Every line below must be reproduced exactly. Copy them all.

------ Input rows ------

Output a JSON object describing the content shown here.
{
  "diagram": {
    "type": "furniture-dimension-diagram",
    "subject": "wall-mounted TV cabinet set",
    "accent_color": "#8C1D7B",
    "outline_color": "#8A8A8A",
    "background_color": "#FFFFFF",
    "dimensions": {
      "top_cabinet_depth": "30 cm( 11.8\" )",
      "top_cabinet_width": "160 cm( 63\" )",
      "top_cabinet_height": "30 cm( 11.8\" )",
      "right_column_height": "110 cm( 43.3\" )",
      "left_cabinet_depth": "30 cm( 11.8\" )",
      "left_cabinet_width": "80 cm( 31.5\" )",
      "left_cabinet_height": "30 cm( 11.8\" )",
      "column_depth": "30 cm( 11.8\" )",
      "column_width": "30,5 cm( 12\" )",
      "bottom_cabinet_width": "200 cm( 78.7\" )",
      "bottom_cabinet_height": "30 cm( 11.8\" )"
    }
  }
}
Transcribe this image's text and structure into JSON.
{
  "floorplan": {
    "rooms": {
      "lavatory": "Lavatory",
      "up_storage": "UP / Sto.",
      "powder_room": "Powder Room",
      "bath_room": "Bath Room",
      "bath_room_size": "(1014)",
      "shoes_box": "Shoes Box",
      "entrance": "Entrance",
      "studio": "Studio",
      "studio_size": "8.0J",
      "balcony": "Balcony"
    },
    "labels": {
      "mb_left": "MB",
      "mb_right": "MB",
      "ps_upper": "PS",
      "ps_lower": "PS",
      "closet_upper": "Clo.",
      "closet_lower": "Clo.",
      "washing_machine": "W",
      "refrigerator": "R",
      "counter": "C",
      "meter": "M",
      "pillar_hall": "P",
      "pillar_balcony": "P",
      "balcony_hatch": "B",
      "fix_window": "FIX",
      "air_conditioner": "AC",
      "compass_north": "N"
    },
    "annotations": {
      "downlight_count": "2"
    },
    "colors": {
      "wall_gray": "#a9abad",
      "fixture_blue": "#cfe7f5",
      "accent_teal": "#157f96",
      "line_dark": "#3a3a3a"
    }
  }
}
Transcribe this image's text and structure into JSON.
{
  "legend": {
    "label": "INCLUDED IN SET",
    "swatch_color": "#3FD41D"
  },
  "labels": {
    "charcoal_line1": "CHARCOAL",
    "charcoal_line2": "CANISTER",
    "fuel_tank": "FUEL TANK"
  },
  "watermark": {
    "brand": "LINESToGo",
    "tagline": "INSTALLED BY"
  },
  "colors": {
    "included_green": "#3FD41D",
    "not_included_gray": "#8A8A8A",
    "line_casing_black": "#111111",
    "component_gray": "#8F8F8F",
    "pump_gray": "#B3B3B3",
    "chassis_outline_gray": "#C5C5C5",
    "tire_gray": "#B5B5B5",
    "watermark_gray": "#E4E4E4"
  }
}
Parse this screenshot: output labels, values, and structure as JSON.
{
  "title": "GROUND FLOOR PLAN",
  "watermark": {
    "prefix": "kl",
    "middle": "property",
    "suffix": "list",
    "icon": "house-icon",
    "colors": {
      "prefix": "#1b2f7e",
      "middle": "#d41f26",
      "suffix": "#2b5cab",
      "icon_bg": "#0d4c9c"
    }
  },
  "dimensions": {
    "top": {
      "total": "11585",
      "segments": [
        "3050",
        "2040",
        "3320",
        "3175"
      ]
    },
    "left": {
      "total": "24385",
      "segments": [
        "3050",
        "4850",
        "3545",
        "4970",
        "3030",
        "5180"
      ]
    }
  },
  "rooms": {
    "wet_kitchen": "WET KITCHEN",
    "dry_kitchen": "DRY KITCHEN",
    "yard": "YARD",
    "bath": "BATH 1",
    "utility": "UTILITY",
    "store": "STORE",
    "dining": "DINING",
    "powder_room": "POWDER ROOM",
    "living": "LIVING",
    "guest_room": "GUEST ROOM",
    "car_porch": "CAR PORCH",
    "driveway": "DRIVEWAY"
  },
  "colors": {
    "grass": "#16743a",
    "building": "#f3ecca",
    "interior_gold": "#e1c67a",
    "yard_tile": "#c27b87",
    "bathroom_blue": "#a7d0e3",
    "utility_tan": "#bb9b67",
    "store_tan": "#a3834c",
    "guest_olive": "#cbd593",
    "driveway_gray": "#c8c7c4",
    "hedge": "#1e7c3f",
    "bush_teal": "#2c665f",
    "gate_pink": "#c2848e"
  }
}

------

• _Response_:
Output a JSON object describing the content shown here.
{
  "diagram": {
    "type": "furniture-dimension-diagram",
    "subject": "wall-mounted TV cabinet set",
    "accent_color": "#8C1D7B",
    "outline_color": "#8A8A8A",
    "background_color": "#FFFFFF",
    "dimensions": {
      "top_cabinet_depth": "30 cm( 11.8\" )",
      "top_cabinet_width": "160 cm( 63\" )",
      "top_cabinet_height": "30 cm( 11.8\" )",
      "right_column_height": "110 cm( 43.3\" )",
      "left_cabinet_depth": "30 cm( 11.8\" )",
      "left_cabinet_width": "80 cm( 31.5\" )",
      "left_cabinet_height": "30 cm( 11.8\" )",
      "column_depth": "30 cm( 11.8\" )",
      "column_width": "30,5 cm( 12\" )",
      "bottom_cabinet_width": "200 cm( 78.7\" )",
      "bottom_cabinet_height": "30 cm( 11.8\" )"
    }
  }
}
Transcribe this image's text and structure into JSON.
{
  "floorplan": {
    "rooms": {
      "lavatory": "Lavatory",
      "up_storage": "UP / Sto.",
      "powder_room": "Powder Room",
      "bath_room": "Bath Room",
      "bath_room_size": "(1014)",
      "shoes_box": "Shoes Box",
      "entrance": "Entrance",
      "studio": "Studio",
      "studio_size": "8.0J",
      "balcony": "Balcony"
    },
    "labels": {
      "mb_left": "MB",
      "mb_right": "MB",
      "ps_upper": "PS",
      "ps_lower": "PS",
      "closet_upper": "Clo.",
      "closet_lower": "Clo.",
      "washing_machine": "W",
      "refrigerator": "R",
      "counter": "C",
      "meter": "M",
      "pillar_hall": "P",
      "pillar_balcony": "P",
      "balcony_hatch": "B",
      "fix_window": "FIX",
      "air_conditioner": "AC",
      "compass_north": "N"
    },
    "annotations": {
      "downlight_count": "2"
    },
    "colors": {
      "wall_gray": "#a9abad",
      "fixture_blue": "#cfe7f5",
      "accent_teal": "#157f96",
      "line_dark": "#3a3a3a"
    }
  }
}
Transcribe this image's text and structure into JSON.
{
  "legend": {
    "label": "INCLUDED IN SET",
    "swatch_color": "#3FD41D"
  },
  "labels": {
    "charcoal_line1": "CHARCOAL",
    "charcoal_line2": "CANISTER",
    "fuel_tank": "FUEL TANK"
  },
  "watermark": {
    "brand": "LINESToGo",
    "tagline": "INSTALLED BY"
  },
  "colors": {
    "included_green": "#3FD41D",
    "not_included_gray": "#8A8A8A",
    "line_casing_black": "#111111",
    "component_gray": "#8F8F8F",
    "pump_gray": "#B3B3B3",
    "chassis_outline_gray": "#C5C5C5",
    "tire_gray": "#B5B5B5",
    "watermark_gray": "#E4E4E4"
  }
}
Parse this screenshot: output labels, values, and structure as JSON.
{
  "title": "GROUND FLOOR PLAN",
  "watermark": {
    "prefix": "kl",
    "middle": "property",
    "suffix": "list",
    "icon": "house-icon",
    "colors": {
      "prefix": "#1b2f7e",
      "middle": "#d41f26",
      "suffix": "#2b5cab",
      "icon_bg": "#0d4c9c"
    }
  },
  "dimensions": {
    "top": {
      "total": "11585",
      "segments": [
        "3050",
        "2040",
        "3320",
        "3175"
      ]
    },
    "left": {
      "total": "24385",
      "segments": [
        "3050",
        "4850",
        "3545",
        "4970",
        "3030",
        "5180"
      ]
    }
  },
  "rooms": {
    "wet_kitchen": "WET KITCHEN",
    "dry_kitchen": "DRY KITCHEN",
    "yard": "YARD",
    "bath": "BATH 1",
    "utility": "UTILITY",
    "store": "STORE",
    "dining": "DINING",
    "powder_room": "POWDER ROOM",
    "living": "LIVING",
    "guest_room": "GUEST ROOM",
    "car_porch": "CAR PORCH",
    "driveway": "DRIVEWAY"
  },
  "colors": {
    "grass": "#16743a",
    "building": "#f3ecca",
    "interior_gold": "#e1c67a",
    "yard_tile": "#c27b87",
    "bathroom_blue": "#a7d0e3",
    "utility_tan": "#bb9b67",
    "store_tan": "#a3834c",
    "guest_olive": "#cbd593",
    "driveway_gray": "#c8c7c4",
    "hedge": "#1e7c3f",
    "bush_teal": "#2c665f",
    "gate_pink": "#c2848e"
  }
}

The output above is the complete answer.